> Exercise details
Write out the records below word for word, please.
---- Data listing
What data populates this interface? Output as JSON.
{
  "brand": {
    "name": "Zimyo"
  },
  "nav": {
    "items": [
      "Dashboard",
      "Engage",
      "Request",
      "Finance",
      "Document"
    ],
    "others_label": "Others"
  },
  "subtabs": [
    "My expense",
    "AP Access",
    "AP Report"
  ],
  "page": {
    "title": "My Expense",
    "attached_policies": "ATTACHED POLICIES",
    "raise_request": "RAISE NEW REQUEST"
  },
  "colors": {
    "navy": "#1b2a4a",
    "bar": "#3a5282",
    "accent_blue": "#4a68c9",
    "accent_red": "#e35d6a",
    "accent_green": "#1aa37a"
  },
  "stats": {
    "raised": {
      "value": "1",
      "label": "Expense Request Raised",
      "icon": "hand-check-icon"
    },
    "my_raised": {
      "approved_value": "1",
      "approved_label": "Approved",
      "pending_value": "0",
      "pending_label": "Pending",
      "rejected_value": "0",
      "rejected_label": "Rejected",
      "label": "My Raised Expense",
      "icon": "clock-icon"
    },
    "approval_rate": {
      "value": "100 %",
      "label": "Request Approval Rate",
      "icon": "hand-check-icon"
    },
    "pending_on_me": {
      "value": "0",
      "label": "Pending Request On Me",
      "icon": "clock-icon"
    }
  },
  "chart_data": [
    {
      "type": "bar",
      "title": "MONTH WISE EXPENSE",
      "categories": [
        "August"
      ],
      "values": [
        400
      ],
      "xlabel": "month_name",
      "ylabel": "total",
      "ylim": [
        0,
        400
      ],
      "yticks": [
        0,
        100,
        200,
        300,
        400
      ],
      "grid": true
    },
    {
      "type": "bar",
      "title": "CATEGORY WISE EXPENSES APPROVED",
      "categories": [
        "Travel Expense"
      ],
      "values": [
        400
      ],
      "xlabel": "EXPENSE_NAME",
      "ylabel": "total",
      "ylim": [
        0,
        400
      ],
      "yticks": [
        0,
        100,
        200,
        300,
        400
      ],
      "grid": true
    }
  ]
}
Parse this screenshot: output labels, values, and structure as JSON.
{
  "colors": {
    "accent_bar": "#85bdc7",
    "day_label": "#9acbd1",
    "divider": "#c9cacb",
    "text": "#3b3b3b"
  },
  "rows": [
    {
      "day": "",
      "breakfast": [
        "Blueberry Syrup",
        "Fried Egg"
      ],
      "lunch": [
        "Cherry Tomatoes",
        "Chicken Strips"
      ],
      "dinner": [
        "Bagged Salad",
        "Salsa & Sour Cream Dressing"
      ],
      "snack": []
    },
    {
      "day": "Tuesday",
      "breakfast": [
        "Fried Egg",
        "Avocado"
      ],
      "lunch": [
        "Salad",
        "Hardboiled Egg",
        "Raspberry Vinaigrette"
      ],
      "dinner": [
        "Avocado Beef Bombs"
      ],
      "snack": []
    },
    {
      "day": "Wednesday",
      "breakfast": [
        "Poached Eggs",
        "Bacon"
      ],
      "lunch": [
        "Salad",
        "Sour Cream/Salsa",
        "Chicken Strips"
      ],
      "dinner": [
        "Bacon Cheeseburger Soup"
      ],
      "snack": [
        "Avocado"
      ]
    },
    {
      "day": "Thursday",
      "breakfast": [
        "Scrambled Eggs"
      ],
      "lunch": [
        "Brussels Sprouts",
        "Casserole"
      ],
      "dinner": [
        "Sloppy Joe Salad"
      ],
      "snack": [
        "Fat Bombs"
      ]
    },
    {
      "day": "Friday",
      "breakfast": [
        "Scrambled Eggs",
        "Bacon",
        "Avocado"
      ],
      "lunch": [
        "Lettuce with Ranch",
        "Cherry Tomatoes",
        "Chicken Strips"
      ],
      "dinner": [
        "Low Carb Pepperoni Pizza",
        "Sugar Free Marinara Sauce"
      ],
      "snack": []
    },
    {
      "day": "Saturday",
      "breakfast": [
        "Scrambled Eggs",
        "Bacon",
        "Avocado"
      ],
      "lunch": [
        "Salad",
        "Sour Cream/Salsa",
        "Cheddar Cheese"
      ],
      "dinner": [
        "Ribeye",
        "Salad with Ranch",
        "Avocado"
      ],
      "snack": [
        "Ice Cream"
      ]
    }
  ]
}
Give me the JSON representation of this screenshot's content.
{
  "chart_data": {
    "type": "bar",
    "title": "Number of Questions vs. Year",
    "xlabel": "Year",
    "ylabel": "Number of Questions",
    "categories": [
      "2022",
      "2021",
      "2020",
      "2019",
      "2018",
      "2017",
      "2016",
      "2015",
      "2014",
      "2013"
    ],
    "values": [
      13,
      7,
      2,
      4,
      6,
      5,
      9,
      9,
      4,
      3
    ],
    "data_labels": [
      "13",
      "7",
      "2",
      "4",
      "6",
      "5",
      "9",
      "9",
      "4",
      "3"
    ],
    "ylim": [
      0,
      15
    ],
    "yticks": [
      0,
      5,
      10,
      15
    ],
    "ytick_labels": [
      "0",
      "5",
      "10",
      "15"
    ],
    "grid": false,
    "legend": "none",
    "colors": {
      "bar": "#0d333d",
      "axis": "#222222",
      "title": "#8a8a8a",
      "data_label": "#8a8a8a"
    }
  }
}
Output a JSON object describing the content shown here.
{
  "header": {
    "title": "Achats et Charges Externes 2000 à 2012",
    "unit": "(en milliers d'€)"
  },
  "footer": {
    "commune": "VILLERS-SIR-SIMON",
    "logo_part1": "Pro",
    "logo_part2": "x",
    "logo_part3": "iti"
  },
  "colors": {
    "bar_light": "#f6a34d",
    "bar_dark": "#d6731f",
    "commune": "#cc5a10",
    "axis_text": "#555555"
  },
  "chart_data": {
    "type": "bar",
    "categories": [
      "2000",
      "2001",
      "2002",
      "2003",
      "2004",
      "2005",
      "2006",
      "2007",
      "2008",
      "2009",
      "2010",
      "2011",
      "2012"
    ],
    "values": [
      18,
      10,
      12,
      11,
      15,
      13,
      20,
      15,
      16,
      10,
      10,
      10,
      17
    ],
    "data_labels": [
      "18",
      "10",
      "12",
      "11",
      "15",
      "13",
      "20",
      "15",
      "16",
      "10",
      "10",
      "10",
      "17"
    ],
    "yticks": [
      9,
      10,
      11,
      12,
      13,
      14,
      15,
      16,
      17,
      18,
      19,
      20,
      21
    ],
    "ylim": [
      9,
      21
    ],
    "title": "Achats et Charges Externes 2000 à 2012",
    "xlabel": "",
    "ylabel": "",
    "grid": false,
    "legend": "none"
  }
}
--------
> Correct response
What data populates this interface? Output as JSON.
{
  "brand": {
    "name": "Zimyo"
  },
  "nav": {
    "items": [
      "Dashboard",
      "Engage",
      "Request",
      "Finance",
      "Document"
    ],
    "others_label": "Others"
  },
  "subtabs": [
    "My expense",
    "AP Access",
    "AP Report"
  ],
  "page": {
    "title": "My Expense",
    "attached_policies": "ATTACHED POLICIES",
    "raise_request": "RAISE NEW REQUEST"
  },
  "colors": {
    "navy": "#1b2a4a",
    "bar": "#3a5282",
    "accent_blue": "#4a68c9",
    "accent_red": "#e35d6a",
    "accent_green": "#1aa37a"
  },
  "stats": {
    "raised": {
      "value": "1",
      "label": "Expense Request Raised",
      "icon": "hand-check-icon"
    },
    "my_raised": {
      "approved_value": "1",
      "approved_label": "Approved",
      "pending_value": "0",
      "pending_label": "Pending",
      "rejected_value": "0",
      "rejected_label": "Rejected",
      "label": "My Raised Expense",
      "icon": "clock-icon"
    },
    "approval_rate": {
      "value": "100 %",
      "label": "Request Approval Rate",
      "icon": "hand-check-icon"
    },
    "pending_on_me": {
      "value": "0",
      "label": "Pending Request On Me",
      "icon": "clock-icon"
    }
  },
  "chart_data": [
    {
      "type": "bar",
      "title": "MONTH WISE EXPENSE",
      "categories": [
        "August"
      ],
      "values": [
        400
      ],
      "xlabel": "month_name",
      "ylabel": "total",
      "ylim": [
        0,
        400
      ],
      "yticks": [
        0,
        100,
        200,
        300,
        400
      ],
      "grid": true
    },
    {
      "type": "bar",
      "title": "CATEGORY WISE EXPENSES APPROVED",
      "categories": [
        "Travel Expense"
      ],
      "values": [
        400
      ],
      "xlabel": "EXPENSE_NAME",
      "ylabel": "total",
      "ylim": [
        0,
        400
      ],
      "yticks": [
        0,
        100,
        200,
        300,
        400
      ],
      "grid": true
    }
  ]
}
Parse this screenshot: output labels, values, and structure as JSON.
{
  "colors": {
    "accent_bar": "#85bdc7",
    "day_label": "#9acbd1",
    "divider": "#c9cacb",
    "text": "#3b3b3b"
  },
  "rows": [
    {
      "day": "",
      "breakfast": [
        "Blueberry Syrup",
        "Fried Egg"
      ],
      "lunch": [
        "Cherry Tomatoes",
        "Chicken Strips"
      ],
      "dinner": [
        "Bagged Salad",
        "Salsa & Sour Cream Dressing"
      ],
      "snack": []
    },
    {
      "day": "Tuesday",
      "breakfast": [
        "Fried Egg",
        "Avocado"
      ],
      "lunch": [
        "Salad",
        "Hardboiled Egg",
        "Raspberry Vinaigrette"
      ],
      "dinner": [
        "Avocado Beef Bombs"
      ],
      "snack": []
    },
    {
      "day": "Wednesday",
      "breakfast": [
        "Poached Eggs",
        "Bacon"
      ],
      "lunch": [
        "Salad",
        "Sour Cream/Salsa",
        "Chicken Strips"
      ],
      "dinner": [
        "Bacon Cheeseburger Soup"
      ],
      "snack": [
        "Avocado"
      ]
    },
    {
      "day": "Thursday",
      "breakfast": [
        "Scrambled Eggs"
      ],
      "lunch": [
        "Brussels Sprouts",
        "Casserole"
      ],
      "dinner": [
        "Sloppy Joe Salad"
      ],
      "snack": [
        "Fat Bombs"
      ]
    },
    {
      "day": "Friday",
      "breakfast": [
        "Scrambled Eggs",
        "Bacon",
        "Avocado"
      ],
      "lunch": [
        "Lettuce with Ranch",
        "Cherry Tomatoes",
        "Chicken Strips"
      ],
      "dinner": [
        "Low Carb Pepperoni Pizza",
        "Sugar Free Marinara Sauce"
      ],
      "snack": []
    },
    {
      "day": "Saturday",
      "breakfast": [
        "Scrambled Eggs",
        "Bacon",
        "Avocado"
      ],
      "lunch": [
        "Salad",
        "Sour Cream/Salsa",
        "Cheddar Cheese"
      ],
      "dinner": [
        "Ribeye",
        "Salad with Ranch",
        "Avocado"
      ],
      "snack": [
        "Ice Cream"
      ]
    }
  ]
}
Give me the JSON representation of this screenshot's content.
{
  "chart_data": {
    "type": "bar",
    "title": "Number of Questions vs. Year",
    "xlabel": "Year",
    "ylabel": "Number of Questions",
    "categories": [
      "2022",
      "2021",
      "2020",
      "2019",
      "2018",
      "2017",
      "2016",
      "2015",
      "2014",
      "2013"
    ],
    "values": [
      13,
      7,
      2,
      4,
      6,
      5,
      9,
      9,
      4,
      3
    ],
    "data_labels": [
      "13",
      "7",
      "2",
      "4",
      "6",
      "5",
      "9",
      "9",
      "4",
      "3"
    ],
    "ylim": [
      0,
      15
    ],
    "yticks": [
      0,
      5,
      10,
      15
    ],
    "ytick_labels": [
      "0",
      "5",
      "10",
      "15"
    ],
    "grid": false,
    "legend": "none",
    "colors": {
      "bar": "#0d333d",
      "axis": "#222222",
      "title": "#8a8a8a",
      "data_label": "#8a8a8a"
    }
  }
}
Output a JSON object describing the content shown here.
{
  "header": {
    "title": "Achats et Charges Externes 2000 à 2012",
    "unit": "(en milliers d'€)"
  },
  "footer": {
    "commune": "VILLERS-SIR-SIMON",
    "logo_part1": "Pro",
    "logo_part2": "x",
    "logo_part3": "iti"
  },
  "colors": {
    "bar_light": "#f6a34d",
    "bar_dark": "#d6731f",
    "commune": "#cc5a10",
    "axis_text": "#555555"
  },
  "chart_data": {
    "type": "bar",
    "categories": [
      "2000",
      "2001",
      "2002",
      "2003",
      "2004",
      "2005",
      "2006",
      "2007",
      "2008",
      "2009",
      "2010",
      "2011",
      "2012"
    ],
    "values": [
      18,
      10,
      12,
      11,
      15,
      13,
      20,
      15,
      16,
      10,
      10,
      10,
      17
    ],
    "data_labels": [
      "18",
      "10",
      "12",
      "11",
      "15",
      "13",
      "20",
      "15",
      "16",
      "10",
      "10",
      "10",
      "17"
    ],
    "yticks": [
      9,
      10,
      11,
      12,
      13,
      14,
      15,
      16,
      17,
      18,
      19,
      20,
      21
    ],
    "ylim": [
      9,
      21
    ],
    "title": "Achats et Charges Externes 2000 à 2012",
    "xlabel": "",
    "ylabel": "",
    "grid": false,
    "legend": "none"
  }
}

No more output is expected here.